**YOUR INSTRUCTIONS**.
Pull every line of the entries that has the word "SQLite".

**MATERIAL FOR THE TASK**.
***

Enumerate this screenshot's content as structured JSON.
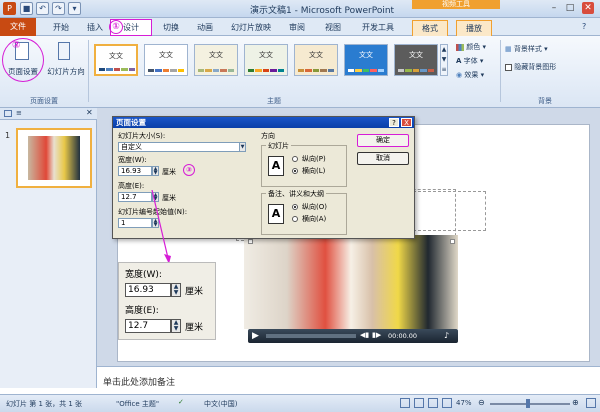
{
  "app_title": "演示文稿1 - Microsoft PowerPoint",
  "video_tools": "视频工具",
  "tabs": [
    "开始",
    "插入",
    "设计",
    "切换",
    "动画",
    "幻灯片放映",
    "审阅",
    "视图",
    "开发工具",
    "格式",
    "播放"
  ],
  "file_tab": "文件",
  "ribbon": {
    "page_setup": "页面设置",
    "orientation": "幻灯片方向",
    "group_page_setup": "页面设置",
    "group_themes": "主题",
    "group_background": "背景",
    "theme_label": "文文",
    "colors": "颜色",
    "fonts": "字体",
    "effects": "效果",
    "bg_styles": "背景样式",
    "hide_bg": "隐藏背景图形"
  },
  "slide_thumb_number": "1",
  "notes_placeholder": "单击此处添加备注",
  "status": {
    "slide_info": "幻灯片 第 1 张，共 1 张",
    "theme": "\"Office 主题\"",
    "language": "中文(中国)",
    "zoom": "47%"
  },
  "dialog": {
    "title": "页面设置",
    "size_label": "幻灯片大小(S):",
    "size_value": "自定义",
    "width_label": "宽度(W):",
    "width_value": "16.93",
    "unit": "厘米",
    "height_label": "高度(E):",
    "height_value": "12.7",
    "start_label": "幻灯片编号起始值(N):",
    "start_value": "1",
    "direction": "方向",
    "slides": "幻灯片",
    "portrait_p": "纵向(P)",
    "landscape_l": "横向(L)",
    "notes_group": "备注、讲义和大纲",
    "portrait_o": "纵向(O)",
    "landscape_a": "横向(A)",
    "ok": "确定",
    "cancel": "取消",
    "help": "?",
    "close": "X"
  },
  "callout": {
    "width_label": "宽度(W):",
    "width_value": "16.93",
    "height_label": "高度(E):",
    "height_value": "12.7",
    "unit": "厘米"
  },
  "video_time": "00:00.00",
  "annotations": [
    "①",
    "②",
    "③"
  ]
}
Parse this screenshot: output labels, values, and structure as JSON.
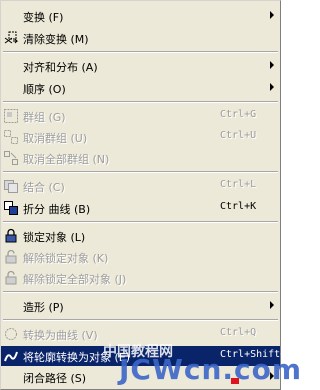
{
  "menu": {
    "items": [
      {
        "label": "变换 (F)",
        "shortcut": "",
        "submenu": true,
        "disabled": false,
        "icon": "none"
      },
      {
        "label": "清除变换 (M)",
        "shortcut": "",
        "submenu": false,
        "disabled": false,
        "icon": "clear-transform-icon"
      },
      {
        "label": "对齐和分布 (A)",
        "shortcut": "",
        "submenu": true,
        "disabled": false,
        "icon": "none"
      },
      {
        "label": "顺序 (O)",
        "shortcut": "",
        "submenu": true,
        "disabled": false,
        "icon": "none"
      },
      {
        "label": "群组 (G)",
        "shortcut": "Ctrl+G",
        "submenu": false,
        "disabled": true,
        "icon": "group-icon"
      },
      {
        "label": "取消群组 (U)",
        "shortcut": "Ctrl+U",
        "submenu": false,
        "disabled": true,
        "icon": "ungroup-icon"
      },
      {
        "label": "取消全部群组 (N)",
        "shortcut": "",
        "submenu": false,
        "disabled": true,
        "icon": "ungroup-all-icon"
      },
      {
        "label": "结合 (C)",
        "shortcut": "Ctrl+L",
        "submenu": false,
        "disabled": true,
        "icon": "combine-icon"
      },
      {
        "label": "折分 曲线 (B)",
        "shortcut": "Ctrl+K",
        "submenu": false,
        "disabled": false,
        "icon": "break-apart-icon"
      },
      {
        "label": "锁定对象 (L)",
        "shortcut": "",
        "submenu": false,
        "disabled": false,
        "icon": "lock-icon"
      },
      {
        "label": "解除锁定对象 (K)",
        "shortcut": "",
        "submenu": false,
        "disabled": true,
        "icon": "unlock-icon"
      },
      {
        "label": "解除锁定全部对象 (J)",
        "shortcut": "",
        "submenu": false,
        "disabled": true,
        "icon": "unlock-all-icon"
      },
      {
        "label": "造形 (P)",
        "shortcut": "",
        "submenu": true,
        "disabled": false,
        "icon": "none"
      },
      {
        "label": "转换为曲线 (V)",
        "shortcut": "Ctrl+Q",
        "submenu": false,
        "disabled": true,
        "icon": "convert-to-curves-icon"
      },
      {
        "label": "将轮廓转换为对象 (E)",
        "shortcut": "Ctrl+Shift+Q",
        "submenu": false,
        "disabled": false,
        "highlighted": true,
        "icon": "outline-to-object-icon"
      },
      {
        "label": "闭合路径 (S)",
        "shortcut": "",
        "submenu": true,
        "disabled": false,
        "icon": "none"
      }
    ]
  },
  "watermark": {
    "line1": "中国教程网",
    "line2": "JCWcn.com"
  },
  "colors": {
    "menu_bg": "#ece9d8",
    "highlight": "#0a246a",
    "disabled_text": "#9d9d9d"
  }
}
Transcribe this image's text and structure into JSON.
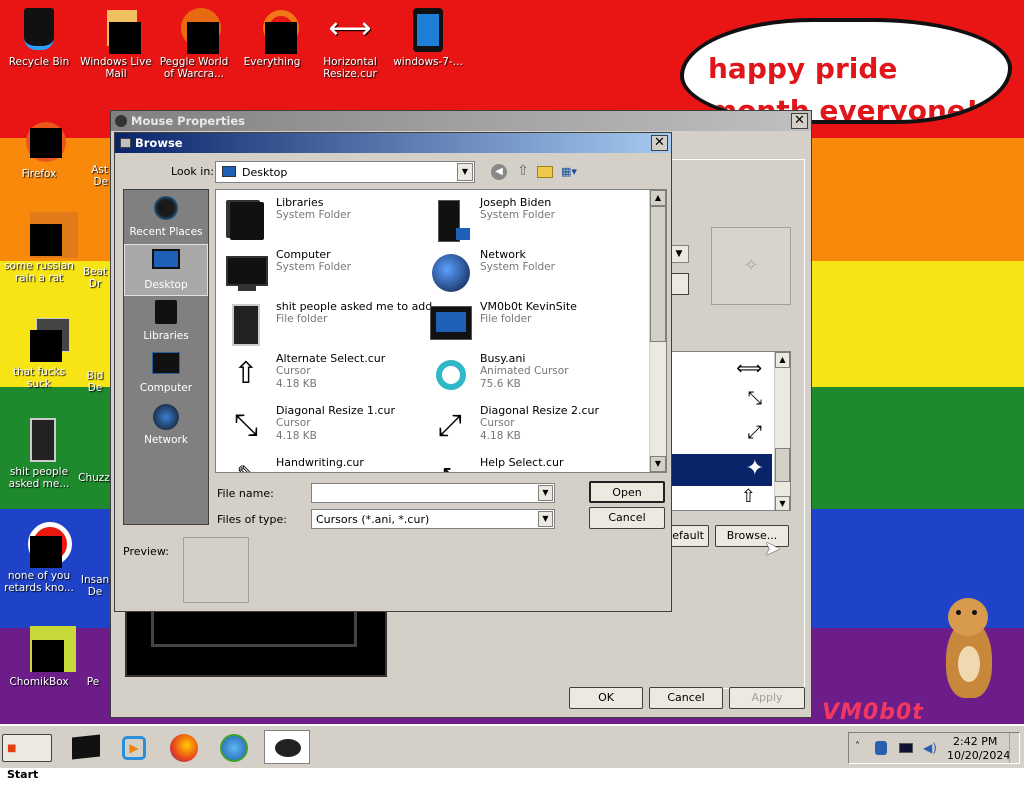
{
  "desktop_icons": [
    {
      "label": "Recycle Bin"
    },
    {
      "label": "Windows Live Mail"
    },
    {
      "label": "Peggle World of Warcra..."
    },
    {
      "label": "Everything"
    },
    {
      "label": "Horizontal Resize.cur"
    },
    {
      "label": "windows-7-..."
    },
    {
      "label": "Firefox"
    },
    {
      "label": "some russian rain a rat"
    },
    {
      "label": "that fucks suck"
    },
    {
      "label": "shit people asked me..."
    },
    {
      "label": "none of you retards kno..."
    },
    {
      "label": "ChomikBox"
    },
    {
      "label": "Ast De"
    },
    {
      "label": "Beat Dr"
    },
    {
      "label": "Bid De"
    },
    {
      "label": "Chuzz"
    },
    {
      "label": "Insan De"
    },
    {
      "label": "Pe"
    }
  ],
  "bubble": {
    "text": "happy pride month everyone!"
  },
  "mouse_props": {
    "title": "Mouse Properties",
    "ok": "OK",
    "cancel": "Cancel",
    "apply": "Apply",
    "browse": "Browse...",
    "use_default": "efault"
  },
  "browse": {
    "title": "Browse",
    "look_in_label": "Look in:",
    "look_in_value": "Desktop",
    "places": [
      {
        "label": "Recent Places"
      },
      {
        "label": "Desktop"
      },
      {
        "label": "Libraries"
      },
      {
        "label": "Computer"
      },
      {
        "label": "Network"
      }
    ],
    "files": [
      {
        "name": "Libraries",
        "type": "System Folder",
        "size": ""
      },
      {
        "name": "Joseph Biden",
        "type": "System Folder",
        "size": ""
      },
      {
        "name": "Computer",
        "type": "System Folder",
        "size": ""
      },
      {
        "name": "Network",
        "type": "System Folder",
        "size": ""
      },
      {
        "name": "shit people asked me to add",
        "type": "File folder",
        "size": ""
      },
      {
        "name": "VM0b0t KevinSite",
        "type": "File folder",
        "size": ""
      },
      {
        "name": "Alternate Select.cur",
        "type": "Cursor",
        "size": "4.18 KB"
      },
      {
        "name": "Busy.ani",
        "type": "Animated Cursor",
        "size": "75.6 KB"
      },
      {
        "name": "Diagonal Resize 1.cur",
        "type": "Cursor",
        "size": "4.18 KB"
      },
      {
        "name": "Diagonal Resize 2.cur",
        "type": "Cursor",
        "size": "4.18 KB"
      },
      {
        "name": "Handwriting.cur",
        "type": "",
        "size": ""
      },
      {
        "name": "Help Select.cur",
        "type": "",
        "size": ""
      }
    ],
    "file_name_label": "File name:",
    "file_name_value": "",
    "files_of_type_label": "Files of type:",
    "files_of_type_value": "Cursors (*.ani, *.cur)",
    "open": "Open",
    "cancel": "Cancel",
    "preview_label": "Preview:"
  },
  "taskbar": {
    "start": "Start",
    "time": "2:42 PM",
    "date": "10/20/2024"
  },
  "watermark": "VM0b0t",
  "colors": {
    "titlebar_start": "#0a246a",
    "titlebar_end": "#a6caf0",
    "selection": "#0a246a"
  }
}
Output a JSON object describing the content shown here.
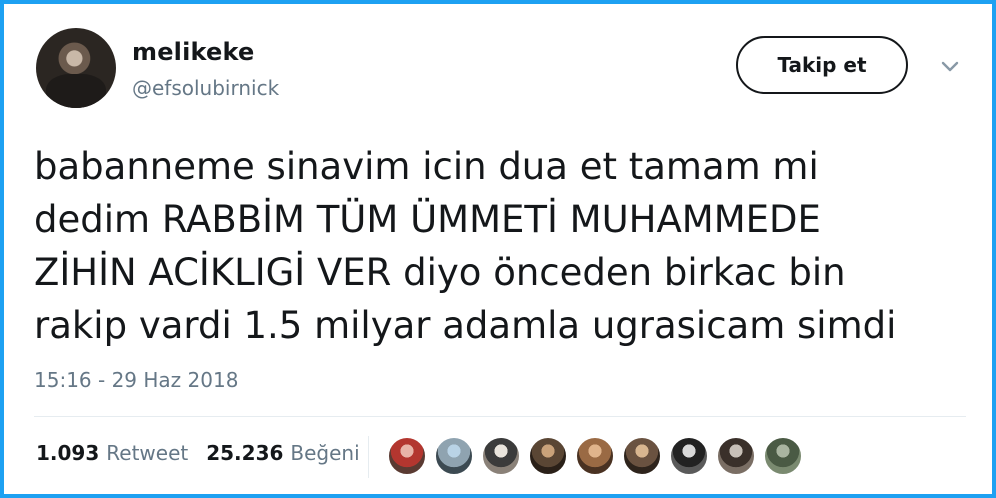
{
  "user": {
    "display_name": "melikeke",
    "handle": "@efsolubirnick"
  },
  "follow_button": {
    "label": "Takip et"
  },
  "tweet": {
    "lines": [
      "babanneme sinavim icin dua et tamam mi",
      "dedim RABBİM TÜM ÜMMETİ MUHAMMEDE",
      "ZİHİN ACİKLIGİ VER diyo önceden birkac bin",
      "rakip vardi 1.5 milyar adamla ugrasicam simdi"
    ],
    "timestamp": "15:16 - 29 Haz 2018"
  },
  "stats": {
    "retweets": {
      "count": "1.093",
      "label": "Retweet"
    },
    "likes": {
      "count": "25.236",
      "label": "Beğeni"
    }
  },
  "colors": {
    "frame": "#1da1f2",
    "text": "#14171a",
    "muted": "#657786"
  },
  "liker_avatars": [
    {
      "colors": [
        "#e8b4a8",
        "#b3362f",
        "#5a3a32"
      ]
    },
    {
      "colors": [
        "#b9d3e6",
        "#8fa3b0",
        "#3c4a52"
      ]
    },
    {
      "colors": [
        "#e9e4dc",
        "#3b3b3b",
        "#8a8178"
      ]
    },
    {
      "colors": [
        "#c9a27a",
        "#5a4634",
        "#2a2018"
      ]
    },
    {
      "colors": [
        "#e0b48c",
        "#9a6a44",
        "#4a3222"
      ]
    },
    {
      "colors": [
        "#d8b690",
        "#6a5240",
        "#2e241c"
      ]
    },
    {
      "colors": [
        "#d9d9d9",
        "#222222",
        "#5a5a5a"
      ]
    },
    {
      "colors": [
        "#c8c0b8",
        "#3a302a",
        "#7a6e64"
      ]
    },
    {
      "colors": [
        "#a9b4a0",
        "#4a5a44",
        "#7a8a70"
      ]
    }
  ]
}
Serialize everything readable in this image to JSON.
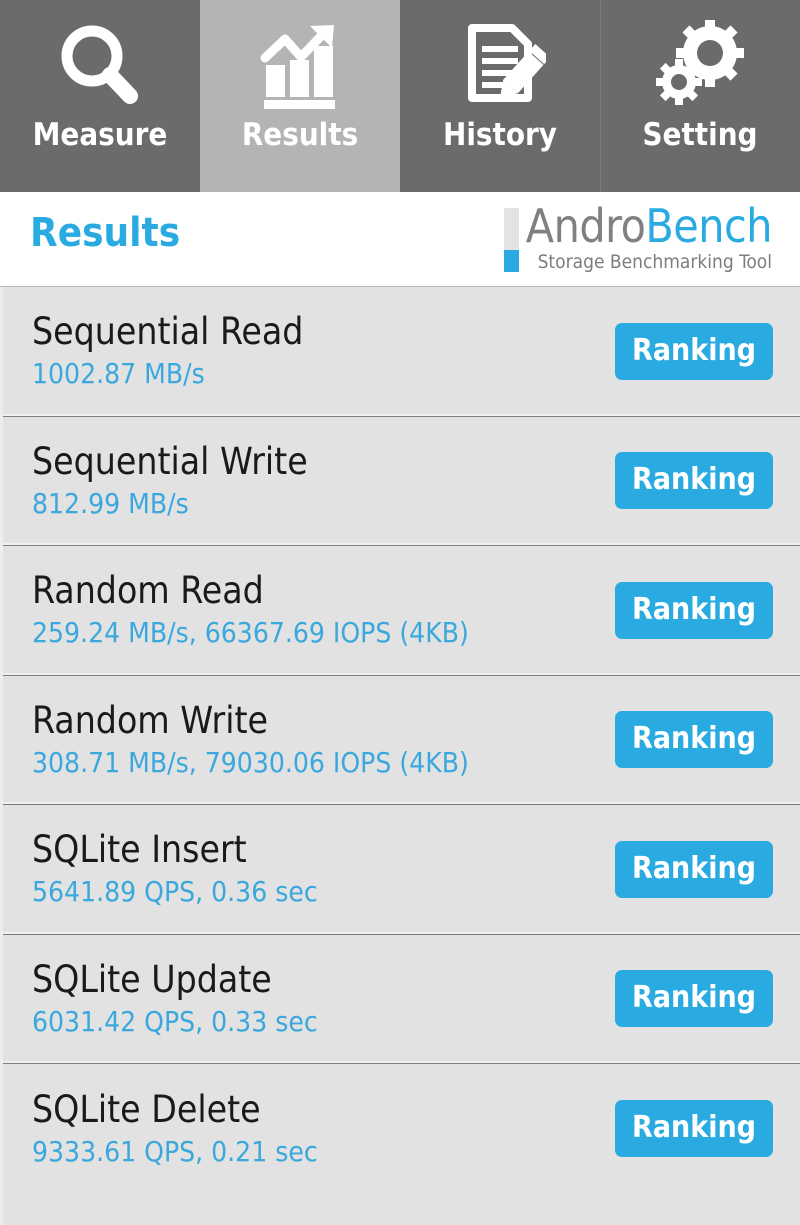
{
  "tabs": [
    {
      "label": "Measure",
      "icon": "magnifier-icon",
      "active": false
    },
    {
      "label": "Results",
      "icon": "bar-chart-trend-icon",
      "active": true
    },
    {
      "label": "History",
      "icon": "document-pencil-icon",
      "active": false
    },
    {
      "label": "Setting",
      "icon": "gears-icon",
      "active": false
    }
  ],
  "header": {
    "page_title": "Results",
    "brand_name_part1": "Andro",
    "brand_name_part2": "Bench",
    "tagline": "Storage Benchmarking Tool"
  },
  "colors": {
    "accent_blue": "#29abe2",
    "value_blue": "#3aa8dd",
    "tabbar_inactive": "#6b6b6b",
    "tabbar_active": "#b4b4b4",
    "row_background": "#e2e2e2",
    "row_divider": "#7d7d7d",
    "title_text": "#1a1a1a",
    "brand_gray": "#808080"
  },
  "results": [
    {
      "title": "Sequential Read",
      "value": "1002.87 MB/s",
      "button": "Ranking"
    },
    {
      "title": "Sequential Write",
      "value": "812.99 MB/s",
      "button": "Ranking"
    },
    {
      "title": "Random Read",
      "value": "259.24 MB/s, 66367.69 IOPS (4KB)",
      "button": "Ranking"
    },
    {
      "title": "Random Write",
      "value": "308.71 MB/s, 79030.06 IOPS (4KB)",
      "button": "Ranking"
    },
    {
      "title": "SQLite Insert",
      "value": "5641.89 QPS, 0.36 sec",
      "button": "Ranking"
    },
    {
      "title": "SQLite Update",
      "value": "6031.42 QPS, 0.33 sec",
      "button": "Ranking"
    },
    {
      "title": "SQLite Delete",
      "value": "9333.61 QPS, 0.21 sec",
      "button": "Ranking"
    }
  ]
}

***

**THE COMPLETED TASK**.
      "title": "SQLite Insert",
      "title": "SQLite Update",
      "title": "SQLite Delete",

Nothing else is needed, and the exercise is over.